THE TASK: Return the lines that run from the line containing "What's the underlying" through the end of the entries, both ends included. Leave out all pictures.

INFORMATION GIVEN:
···

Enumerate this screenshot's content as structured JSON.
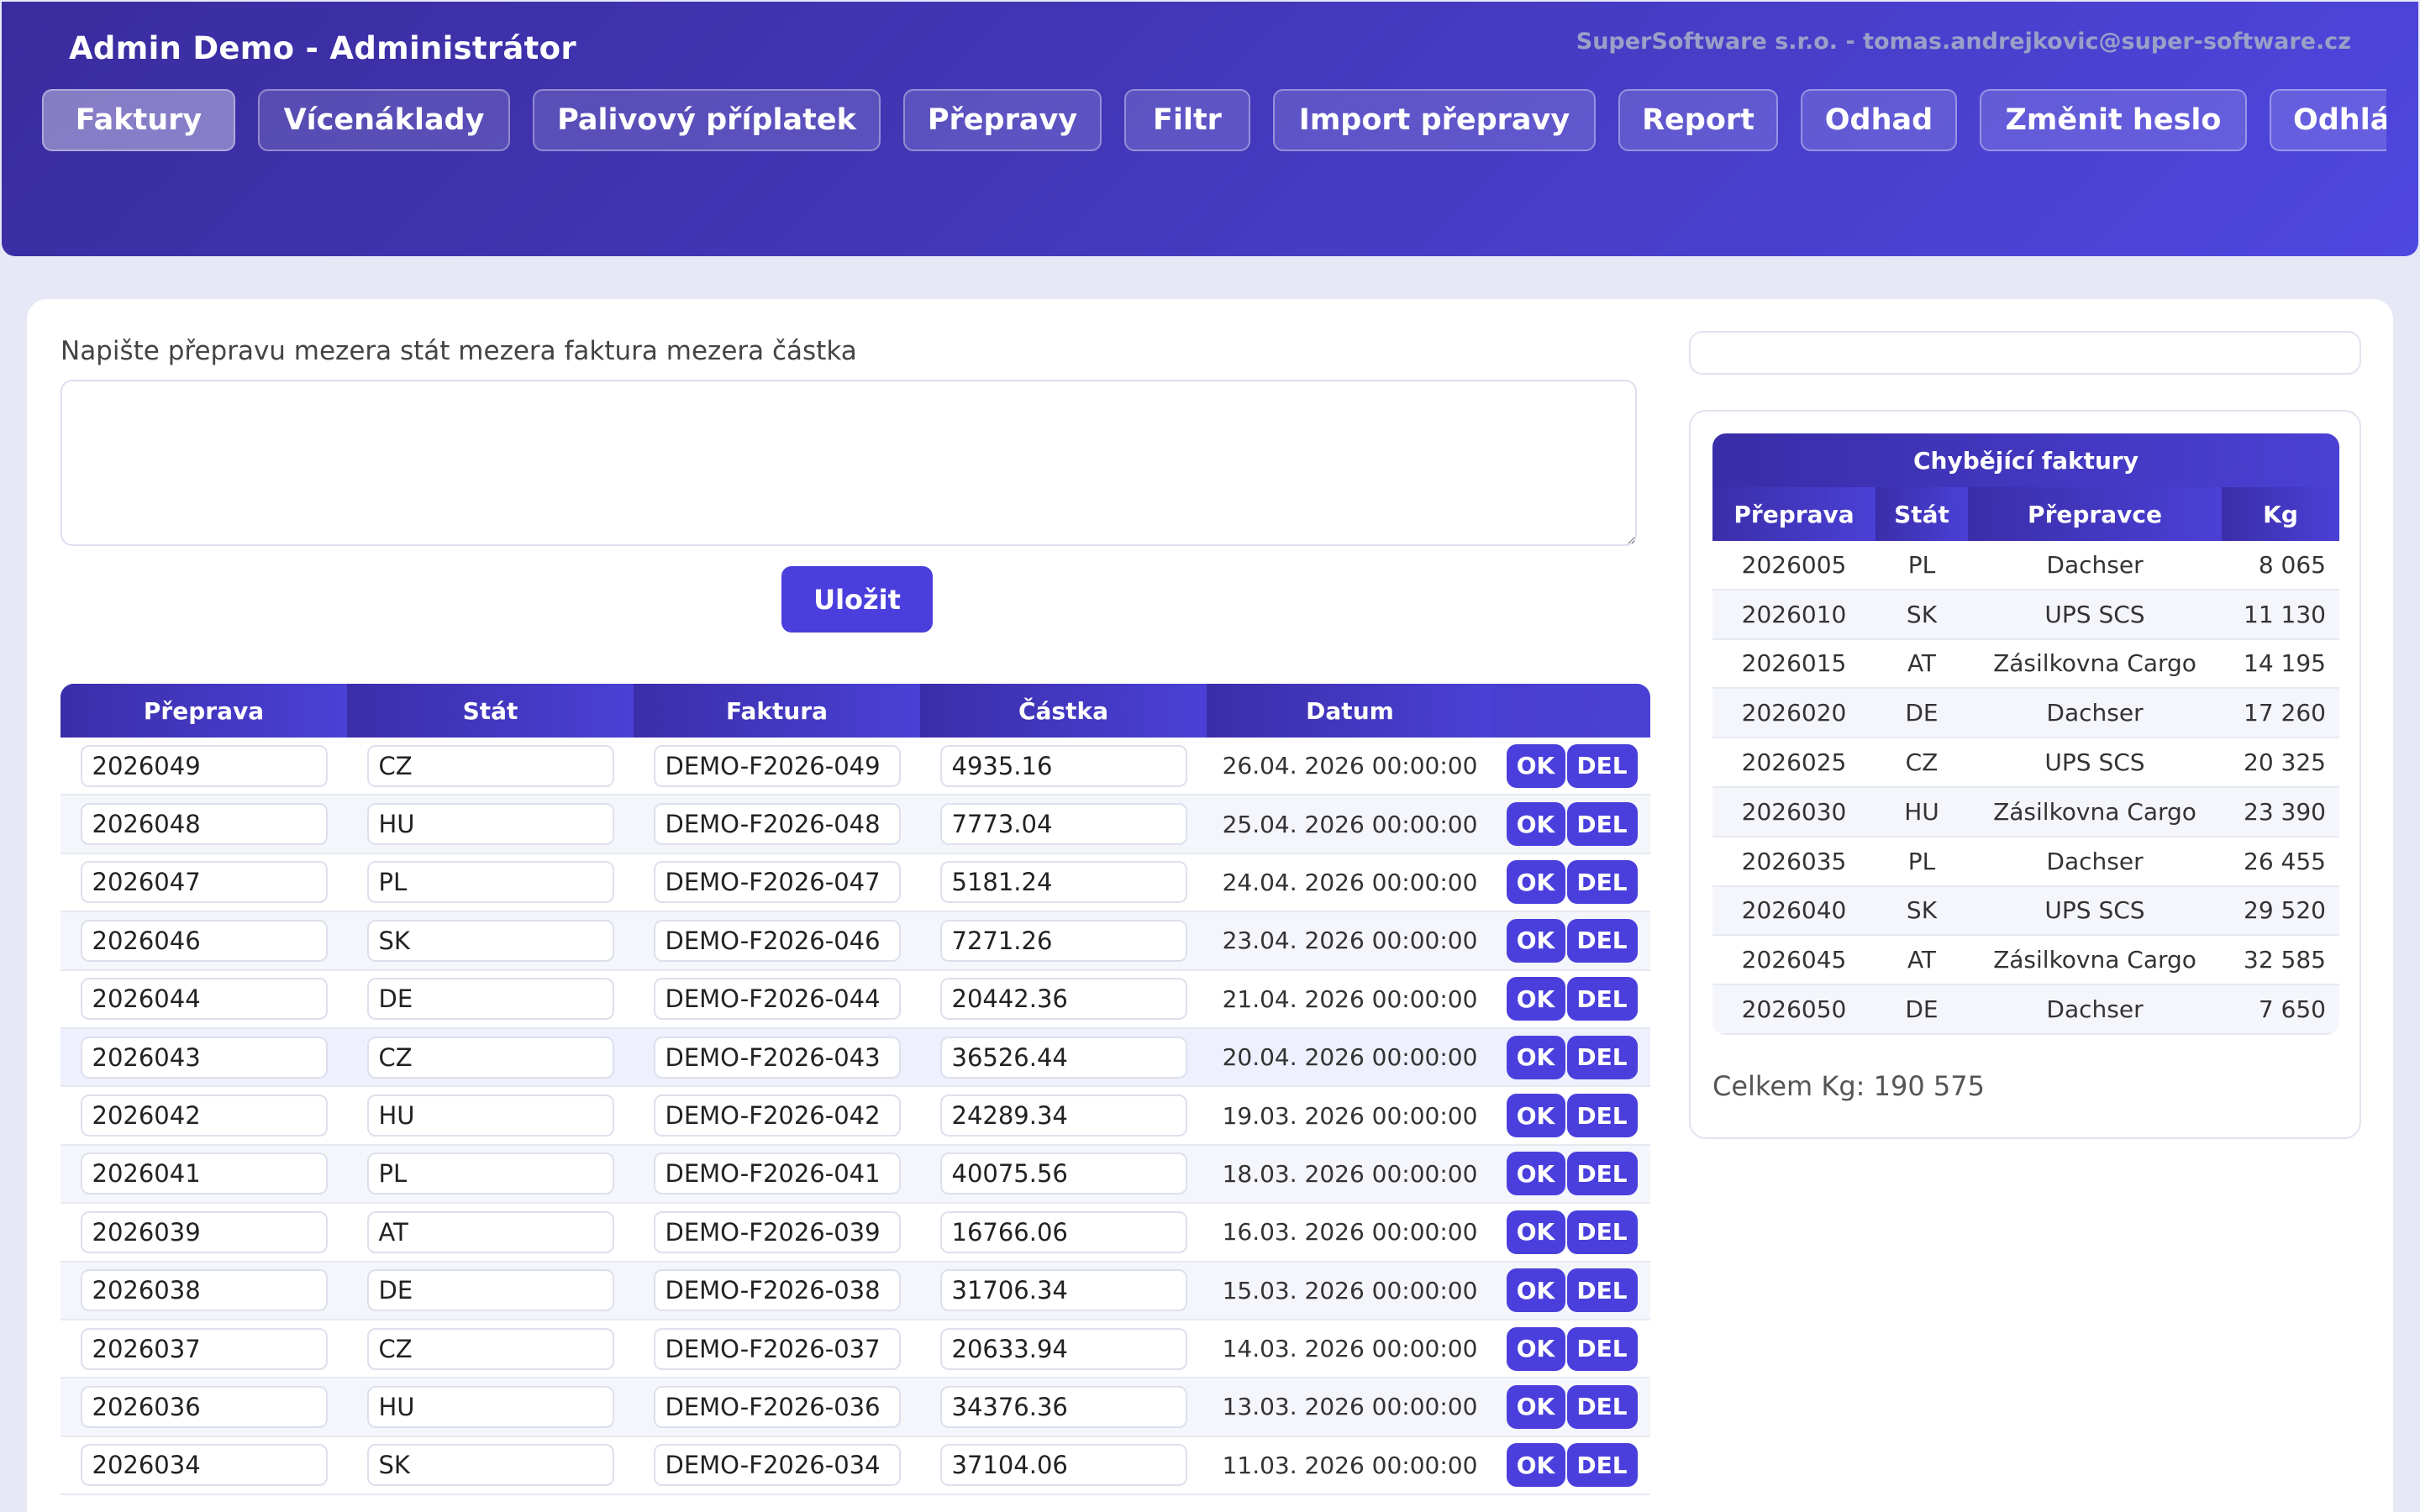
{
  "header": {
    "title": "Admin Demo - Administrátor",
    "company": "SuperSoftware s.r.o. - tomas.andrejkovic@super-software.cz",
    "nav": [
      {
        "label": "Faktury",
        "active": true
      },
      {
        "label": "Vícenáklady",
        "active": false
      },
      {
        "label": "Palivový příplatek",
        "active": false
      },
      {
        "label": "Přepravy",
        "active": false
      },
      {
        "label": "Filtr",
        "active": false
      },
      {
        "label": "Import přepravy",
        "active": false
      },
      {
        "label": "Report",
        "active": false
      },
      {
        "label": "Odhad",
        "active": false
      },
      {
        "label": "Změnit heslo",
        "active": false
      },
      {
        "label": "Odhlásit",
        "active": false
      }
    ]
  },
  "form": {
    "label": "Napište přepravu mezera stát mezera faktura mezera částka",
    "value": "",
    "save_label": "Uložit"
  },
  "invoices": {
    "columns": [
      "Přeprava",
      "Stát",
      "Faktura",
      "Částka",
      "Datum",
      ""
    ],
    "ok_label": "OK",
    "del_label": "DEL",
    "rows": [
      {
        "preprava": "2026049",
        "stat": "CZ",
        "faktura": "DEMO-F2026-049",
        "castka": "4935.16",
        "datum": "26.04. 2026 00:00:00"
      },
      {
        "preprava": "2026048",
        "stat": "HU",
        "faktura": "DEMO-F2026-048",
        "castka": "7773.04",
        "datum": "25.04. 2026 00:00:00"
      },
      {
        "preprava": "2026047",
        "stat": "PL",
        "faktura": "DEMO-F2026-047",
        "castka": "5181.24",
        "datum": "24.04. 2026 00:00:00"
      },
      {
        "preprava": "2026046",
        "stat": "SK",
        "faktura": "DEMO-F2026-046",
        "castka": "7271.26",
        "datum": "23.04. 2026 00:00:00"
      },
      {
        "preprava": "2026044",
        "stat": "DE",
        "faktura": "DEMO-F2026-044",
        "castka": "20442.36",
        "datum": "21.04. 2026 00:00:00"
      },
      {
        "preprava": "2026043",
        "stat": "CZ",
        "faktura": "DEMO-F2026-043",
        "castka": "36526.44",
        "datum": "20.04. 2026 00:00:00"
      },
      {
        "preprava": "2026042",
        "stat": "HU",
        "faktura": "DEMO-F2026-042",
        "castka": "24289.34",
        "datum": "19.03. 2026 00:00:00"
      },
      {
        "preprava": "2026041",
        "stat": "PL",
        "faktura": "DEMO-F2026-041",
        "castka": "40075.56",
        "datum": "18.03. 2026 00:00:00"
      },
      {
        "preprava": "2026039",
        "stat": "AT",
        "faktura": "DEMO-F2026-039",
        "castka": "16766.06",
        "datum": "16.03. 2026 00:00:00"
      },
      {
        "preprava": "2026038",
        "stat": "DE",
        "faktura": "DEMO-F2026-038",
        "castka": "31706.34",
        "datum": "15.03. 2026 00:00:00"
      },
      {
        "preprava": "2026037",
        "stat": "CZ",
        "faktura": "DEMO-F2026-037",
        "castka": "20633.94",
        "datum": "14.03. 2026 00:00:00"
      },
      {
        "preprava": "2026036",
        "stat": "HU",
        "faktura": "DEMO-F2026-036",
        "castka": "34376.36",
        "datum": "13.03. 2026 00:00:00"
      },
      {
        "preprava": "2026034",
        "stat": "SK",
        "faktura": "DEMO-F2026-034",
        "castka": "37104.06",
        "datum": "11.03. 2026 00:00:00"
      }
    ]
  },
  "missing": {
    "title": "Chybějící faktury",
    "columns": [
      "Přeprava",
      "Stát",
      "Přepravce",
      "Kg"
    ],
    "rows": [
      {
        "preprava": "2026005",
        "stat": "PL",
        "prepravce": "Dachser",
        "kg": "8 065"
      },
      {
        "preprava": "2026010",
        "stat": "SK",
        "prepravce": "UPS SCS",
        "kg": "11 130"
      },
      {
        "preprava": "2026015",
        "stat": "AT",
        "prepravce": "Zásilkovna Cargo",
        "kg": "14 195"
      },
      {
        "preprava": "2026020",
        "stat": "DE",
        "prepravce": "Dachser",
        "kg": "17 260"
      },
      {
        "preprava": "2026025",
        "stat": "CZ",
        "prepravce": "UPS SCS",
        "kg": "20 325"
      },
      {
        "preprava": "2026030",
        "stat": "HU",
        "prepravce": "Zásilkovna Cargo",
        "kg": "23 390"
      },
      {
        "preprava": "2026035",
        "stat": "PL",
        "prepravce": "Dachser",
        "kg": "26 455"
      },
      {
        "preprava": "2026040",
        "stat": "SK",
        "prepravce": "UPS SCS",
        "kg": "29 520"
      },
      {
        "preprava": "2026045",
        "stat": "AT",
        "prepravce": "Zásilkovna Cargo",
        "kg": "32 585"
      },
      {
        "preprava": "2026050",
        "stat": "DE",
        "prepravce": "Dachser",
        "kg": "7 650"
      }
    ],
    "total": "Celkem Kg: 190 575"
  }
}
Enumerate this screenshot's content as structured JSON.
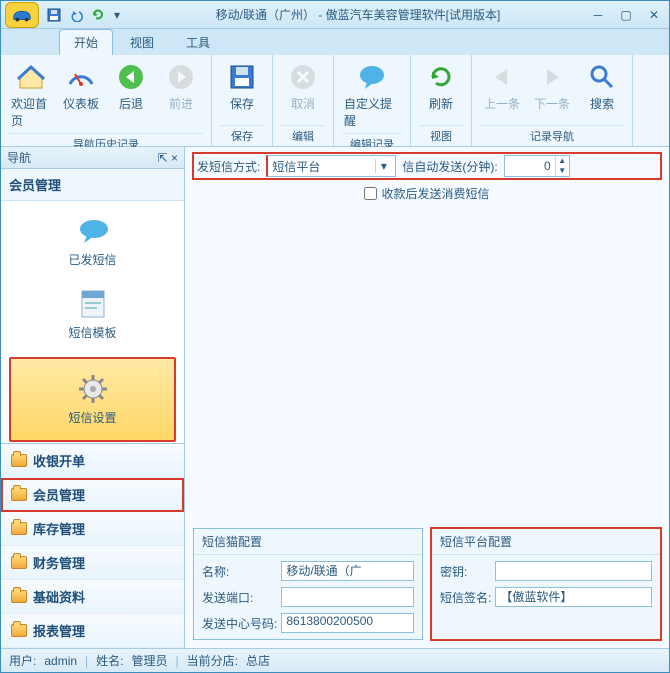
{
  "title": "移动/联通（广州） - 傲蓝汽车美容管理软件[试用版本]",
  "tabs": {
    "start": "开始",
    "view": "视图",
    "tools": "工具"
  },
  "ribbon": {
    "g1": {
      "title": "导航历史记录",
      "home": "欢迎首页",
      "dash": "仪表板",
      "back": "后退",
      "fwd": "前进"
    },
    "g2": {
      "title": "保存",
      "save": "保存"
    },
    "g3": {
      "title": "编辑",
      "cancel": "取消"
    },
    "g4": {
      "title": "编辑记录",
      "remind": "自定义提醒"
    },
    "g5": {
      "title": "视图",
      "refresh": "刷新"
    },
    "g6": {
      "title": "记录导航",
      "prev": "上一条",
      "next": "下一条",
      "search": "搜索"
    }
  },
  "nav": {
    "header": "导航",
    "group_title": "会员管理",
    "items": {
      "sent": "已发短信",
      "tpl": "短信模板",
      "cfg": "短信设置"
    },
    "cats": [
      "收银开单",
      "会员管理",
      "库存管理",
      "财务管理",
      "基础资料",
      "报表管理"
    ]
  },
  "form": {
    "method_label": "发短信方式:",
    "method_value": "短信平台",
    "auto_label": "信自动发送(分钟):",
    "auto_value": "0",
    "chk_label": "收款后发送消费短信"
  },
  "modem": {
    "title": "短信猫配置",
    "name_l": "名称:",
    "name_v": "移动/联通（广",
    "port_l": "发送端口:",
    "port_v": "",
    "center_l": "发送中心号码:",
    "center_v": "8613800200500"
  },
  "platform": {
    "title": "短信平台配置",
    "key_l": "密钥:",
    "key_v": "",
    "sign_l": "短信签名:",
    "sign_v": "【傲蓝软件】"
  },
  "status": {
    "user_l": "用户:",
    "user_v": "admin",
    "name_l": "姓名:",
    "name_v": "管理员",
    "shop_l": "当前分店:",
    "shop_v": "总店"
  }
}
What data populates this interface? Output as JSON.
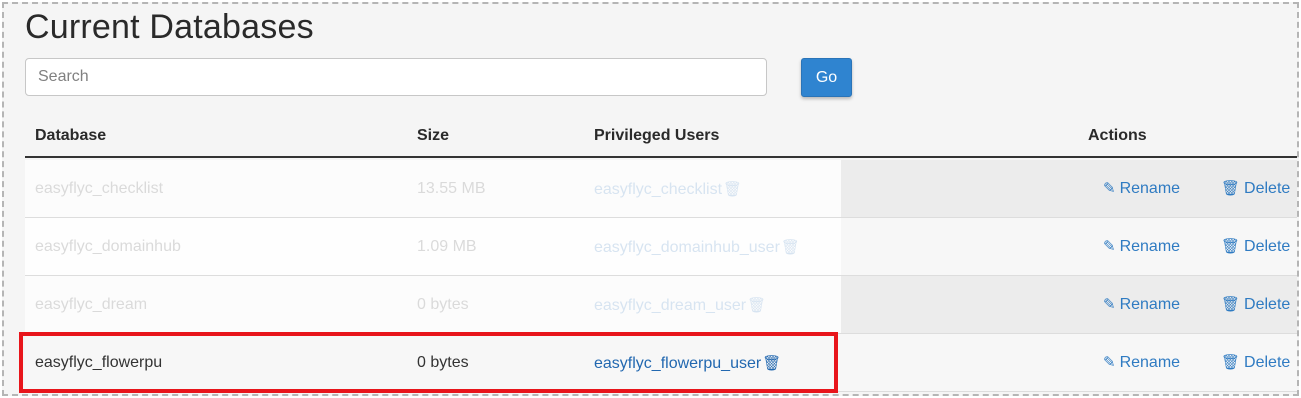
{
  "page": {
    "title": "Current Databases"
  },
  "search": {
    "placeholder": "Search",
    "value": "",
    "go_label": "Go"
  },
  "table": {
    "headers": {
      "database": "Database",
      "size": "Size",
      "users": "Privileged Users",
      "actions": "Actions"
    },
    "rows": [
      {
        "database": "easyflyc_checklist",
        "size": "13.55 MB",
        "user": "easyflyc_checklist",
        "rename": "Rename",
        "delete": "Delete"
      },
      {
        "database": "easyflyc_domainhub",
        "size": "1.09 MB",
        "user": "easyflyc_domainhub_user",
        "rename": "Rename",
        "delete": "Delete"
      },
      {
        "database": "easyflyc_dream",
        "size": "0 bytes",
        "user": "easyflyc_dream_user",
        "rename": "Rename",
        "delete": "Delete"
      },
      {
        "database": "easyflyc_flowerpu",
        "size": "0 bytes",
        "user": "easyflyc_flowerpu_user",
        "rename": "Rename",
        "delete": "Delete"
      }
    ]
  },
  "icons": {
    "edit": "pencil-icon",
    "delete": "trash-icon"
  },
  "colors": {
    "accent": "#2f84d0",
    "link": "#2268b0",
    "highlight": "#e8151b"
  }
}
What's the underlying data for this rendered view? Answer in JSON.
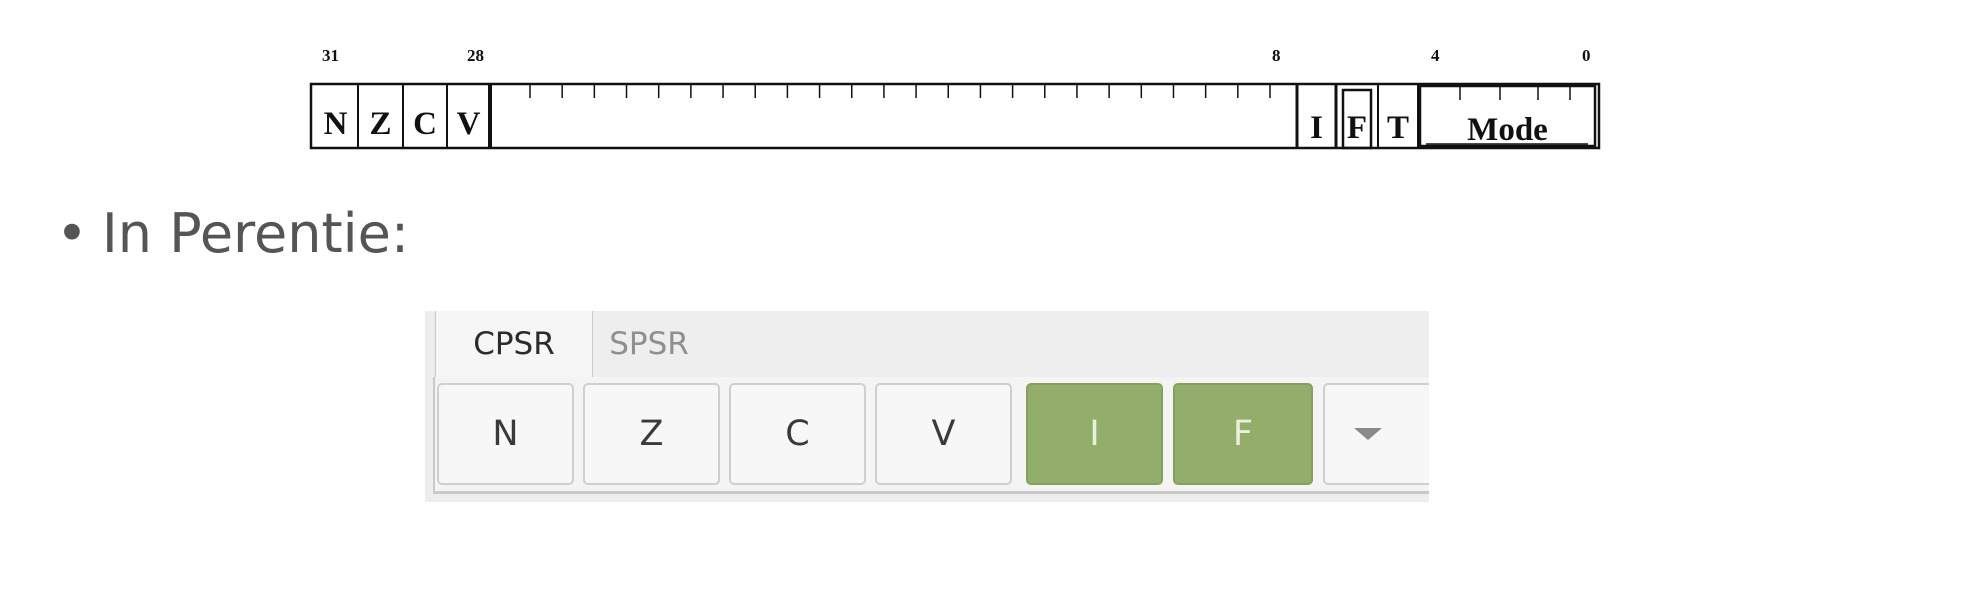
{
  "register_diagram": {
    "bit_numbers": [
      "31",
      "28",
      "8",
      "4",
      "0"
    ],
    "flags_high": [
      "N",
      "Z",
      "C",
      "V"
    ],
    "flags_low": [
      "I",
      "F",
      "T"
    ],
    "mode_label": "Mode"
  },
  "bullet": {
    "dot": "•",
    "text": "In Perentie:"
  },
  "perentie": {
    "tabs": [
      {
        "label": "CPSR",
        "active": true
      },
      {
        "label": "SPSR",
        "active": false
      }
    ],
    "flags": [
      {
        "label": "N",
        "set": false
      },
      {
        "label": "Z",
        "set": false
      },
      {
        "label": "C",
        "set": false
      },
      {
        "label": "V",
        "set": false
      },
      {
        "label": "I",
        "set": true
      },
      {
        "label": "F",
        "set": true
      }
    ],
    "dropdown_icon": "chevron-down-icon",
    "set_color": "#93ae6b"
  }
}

···

CORRECT OUTPUT:
What's the underlying data for this rendered view? Answer in JSON.
{
  "register_diagram": {
    "bit_numbers": [
      "31",
      "28",
      "8",
      "4",
      "0"
    ],
    "flags_high": [
      "N",
      "Z",
      "C",
      "V"
    ],
    "flags_low": [
      "I",
      "F",
      "T"
    ],
    "mode_label": "Mode"
  },
  "bullet": {
    "dot": "•",
    "text": "In Perentie:"
  },
  "perentie": {
    "tabs": [
      {
        "label": "CPSR",
        "active": true
      },
      {
        "label": "SPSR",
        "active": false
      }
    ],
    "flags": [
      {
        "label": "N",
        "set": false
      },
      {
        "label": "Z",
        "set": false
      },
      {
        "label": "C",
        "set": false
      },
      {
        "label": "V",
        "set": false
      },
      {
        "label": "I",
        "set": true
      },
      {
        "label": "F",
        "set": true
      }
    ],
    "dropdown_icon": "chevron-down-icon",
    "set_color": "#93ae6b"
  }
}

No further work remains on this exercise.